:: REQUIRED WORK ::
Where the word "right" occurs in a line, return that line.

(Data listing)
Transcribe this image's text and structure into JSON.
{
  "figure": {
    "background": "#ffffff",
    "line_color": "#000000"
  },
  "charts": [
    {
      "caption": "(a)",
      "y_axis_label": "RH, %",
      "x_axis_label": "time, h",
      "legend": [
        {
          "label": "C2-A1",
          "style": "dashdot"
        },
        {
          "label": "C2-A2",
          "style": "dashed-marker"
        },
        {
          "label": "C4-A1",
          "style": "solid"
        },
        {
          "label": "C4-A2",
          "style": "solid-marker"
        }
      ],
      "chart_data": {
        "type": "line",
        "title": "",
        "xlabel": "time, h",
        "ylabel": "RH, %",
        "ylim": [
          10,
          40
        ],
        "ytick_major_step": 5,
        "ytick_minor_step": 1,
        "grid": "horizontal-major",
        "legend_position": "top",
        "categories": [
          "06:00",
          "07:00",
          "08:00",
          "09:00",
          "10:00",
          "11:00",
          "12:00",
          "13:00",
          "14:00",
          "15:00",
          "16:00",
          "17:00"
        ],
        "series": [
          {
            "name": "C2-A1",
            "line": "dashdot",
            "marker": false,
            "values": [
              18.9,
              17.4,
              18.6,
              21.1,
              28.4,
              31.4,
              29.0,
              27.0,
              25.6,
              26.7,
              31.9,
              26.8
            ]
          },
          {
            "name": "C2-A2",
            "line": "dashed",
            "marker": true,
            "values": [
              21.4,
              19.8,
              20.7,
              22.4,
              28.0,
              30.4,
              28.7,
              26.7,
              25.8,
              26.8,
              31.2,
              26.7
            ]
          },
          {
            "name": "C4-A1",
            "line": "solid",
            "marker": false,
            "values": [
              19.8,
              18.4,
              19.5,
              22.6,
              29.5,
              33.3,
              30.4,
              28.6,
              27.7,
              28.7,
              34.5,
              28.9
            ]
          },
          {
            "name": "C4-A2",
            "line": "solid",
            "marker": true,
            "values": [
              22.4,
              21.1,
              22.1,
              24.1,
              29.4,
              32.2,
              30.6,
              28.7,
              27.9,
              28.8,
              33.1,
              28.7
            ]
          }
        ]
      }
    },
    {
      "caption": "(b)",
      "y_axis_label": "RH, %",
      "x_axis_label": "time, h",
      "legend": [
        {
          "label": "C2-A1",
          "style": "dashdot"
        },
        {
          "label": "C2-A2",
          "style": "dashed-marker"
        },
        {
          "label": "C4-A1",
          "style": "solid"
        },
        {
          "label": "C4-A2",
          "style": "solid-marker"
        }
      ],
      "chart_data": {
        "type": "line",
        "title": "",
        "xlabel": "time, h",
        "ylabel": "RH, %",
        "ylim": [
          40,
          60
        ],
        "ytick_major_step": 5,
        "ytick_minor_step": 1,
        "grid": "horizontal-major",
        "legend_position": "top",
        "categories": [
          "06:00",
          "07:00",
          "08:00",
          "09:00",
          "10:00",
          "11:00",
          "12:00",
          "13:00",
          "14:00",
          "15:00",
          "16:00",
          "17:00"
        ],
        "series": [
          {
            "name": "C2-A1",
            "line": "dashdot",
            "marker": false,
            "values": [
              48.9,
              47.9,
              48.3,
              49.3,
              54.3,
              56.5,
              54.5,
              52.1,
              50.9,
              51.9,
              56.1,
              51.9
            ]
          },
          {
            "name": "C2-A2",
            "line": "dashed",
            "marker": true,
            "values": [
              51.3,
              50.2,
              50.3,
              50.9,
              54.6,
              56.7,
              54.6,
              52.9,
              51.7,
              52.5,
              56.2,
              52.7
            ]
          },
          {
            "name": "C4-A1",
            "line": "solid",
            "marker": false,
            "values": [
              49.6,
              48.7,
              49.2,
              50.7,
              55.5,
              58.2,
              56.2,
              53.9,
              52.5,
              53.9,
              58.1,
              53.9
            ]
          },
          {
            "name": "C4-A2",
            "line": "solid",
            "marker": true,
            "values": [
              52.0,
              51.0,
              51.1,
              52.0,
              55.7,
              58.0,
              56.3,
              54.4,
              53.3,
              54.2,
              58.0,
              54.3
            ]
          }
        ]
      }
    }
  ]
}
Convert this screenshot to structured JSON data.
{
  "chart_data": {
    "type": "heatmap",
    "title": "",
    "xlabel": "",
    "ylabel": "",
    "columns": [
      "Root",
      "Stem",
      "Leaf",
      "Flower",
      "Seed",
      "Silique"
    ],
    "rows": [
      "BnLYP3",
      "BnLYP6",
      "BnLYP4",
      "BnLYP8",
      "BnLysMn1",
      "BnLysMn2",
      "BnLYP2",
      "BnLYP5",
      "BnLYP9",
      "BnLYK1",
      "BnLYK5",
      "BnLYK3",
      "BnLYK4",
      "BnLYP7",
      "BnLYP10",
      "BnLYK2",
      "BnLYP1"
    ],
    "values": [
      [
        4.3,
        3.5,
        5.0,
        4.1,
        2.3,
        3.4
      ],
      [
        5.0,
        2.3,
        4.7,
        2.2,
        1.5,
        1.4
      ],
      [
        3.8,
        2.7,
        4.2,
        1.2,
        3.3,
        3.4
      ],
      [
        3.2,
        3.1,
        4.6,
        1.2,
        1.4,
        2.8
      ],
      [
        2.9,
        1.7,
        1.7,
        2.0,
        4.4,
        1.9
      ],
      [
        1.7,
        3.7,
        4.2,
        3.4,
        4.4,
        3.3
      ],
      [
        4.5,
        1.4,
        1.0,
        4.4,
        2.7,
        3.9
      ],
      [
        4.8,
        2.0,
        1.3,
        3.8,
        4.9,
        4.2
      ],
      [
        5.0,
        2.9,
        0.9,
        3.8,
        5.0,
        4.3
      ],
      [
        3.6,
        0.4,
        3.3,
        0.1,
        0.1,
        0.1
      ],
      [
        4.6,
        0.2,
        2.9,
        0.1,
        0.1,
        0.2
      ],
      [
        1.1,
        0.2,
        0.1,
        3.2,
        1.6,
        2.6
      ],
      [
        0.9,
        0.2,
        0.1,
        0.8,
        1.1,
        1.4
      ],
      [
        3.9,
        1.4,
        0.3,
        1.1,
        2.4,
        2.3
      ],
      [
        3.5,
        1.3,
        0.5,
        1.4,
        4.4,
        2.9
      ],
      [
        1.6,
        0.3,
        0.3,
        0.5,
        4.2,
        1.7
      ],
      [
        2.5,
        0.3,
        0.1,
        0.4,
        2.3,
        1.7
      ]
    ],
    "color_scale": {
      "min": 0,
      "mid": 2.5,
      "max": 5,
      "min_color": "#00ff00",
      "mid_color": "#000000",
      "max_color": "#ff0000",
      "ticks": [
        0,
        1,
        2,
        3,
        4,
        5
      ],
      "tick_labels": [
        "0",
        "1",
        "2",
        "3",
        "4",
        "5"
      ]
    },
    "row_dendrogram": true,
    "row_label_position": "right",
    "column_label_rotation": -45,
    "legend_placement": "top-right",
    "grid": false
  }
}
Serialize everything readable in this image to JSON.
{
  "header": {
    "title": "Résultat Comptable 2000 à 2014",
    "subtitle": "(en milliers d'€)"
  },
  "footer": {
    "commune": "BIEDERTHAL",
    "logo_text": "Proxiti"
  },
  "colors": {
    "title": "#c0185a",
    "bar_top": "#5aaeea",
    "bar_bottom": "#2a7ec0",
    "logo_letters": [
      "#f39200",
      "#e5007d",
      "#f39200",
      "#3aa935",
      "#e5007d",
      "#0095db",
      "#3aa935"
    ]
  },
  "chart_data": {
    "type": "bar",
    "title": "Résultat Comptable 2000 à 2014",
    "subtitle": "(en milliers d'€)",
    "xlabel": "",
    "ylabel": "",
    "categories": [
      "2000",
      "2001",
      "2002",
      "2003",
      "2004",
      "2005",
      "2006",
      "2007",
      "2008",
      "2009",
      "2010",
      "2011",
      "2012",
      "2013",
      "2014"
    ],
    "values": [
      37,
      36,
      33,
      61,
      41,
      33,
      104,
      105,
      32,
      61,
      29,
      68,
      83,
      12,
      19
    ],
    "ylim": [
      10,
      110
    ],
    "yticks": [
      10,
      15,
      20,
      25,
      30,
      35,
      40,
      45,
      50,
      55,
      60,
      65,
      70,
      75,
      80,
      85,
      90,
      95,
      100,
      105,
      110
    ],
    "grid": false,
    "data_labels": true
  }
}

:: RESPONSE ::
    "row_label_position": "right",
    "legend_placement": "top-right",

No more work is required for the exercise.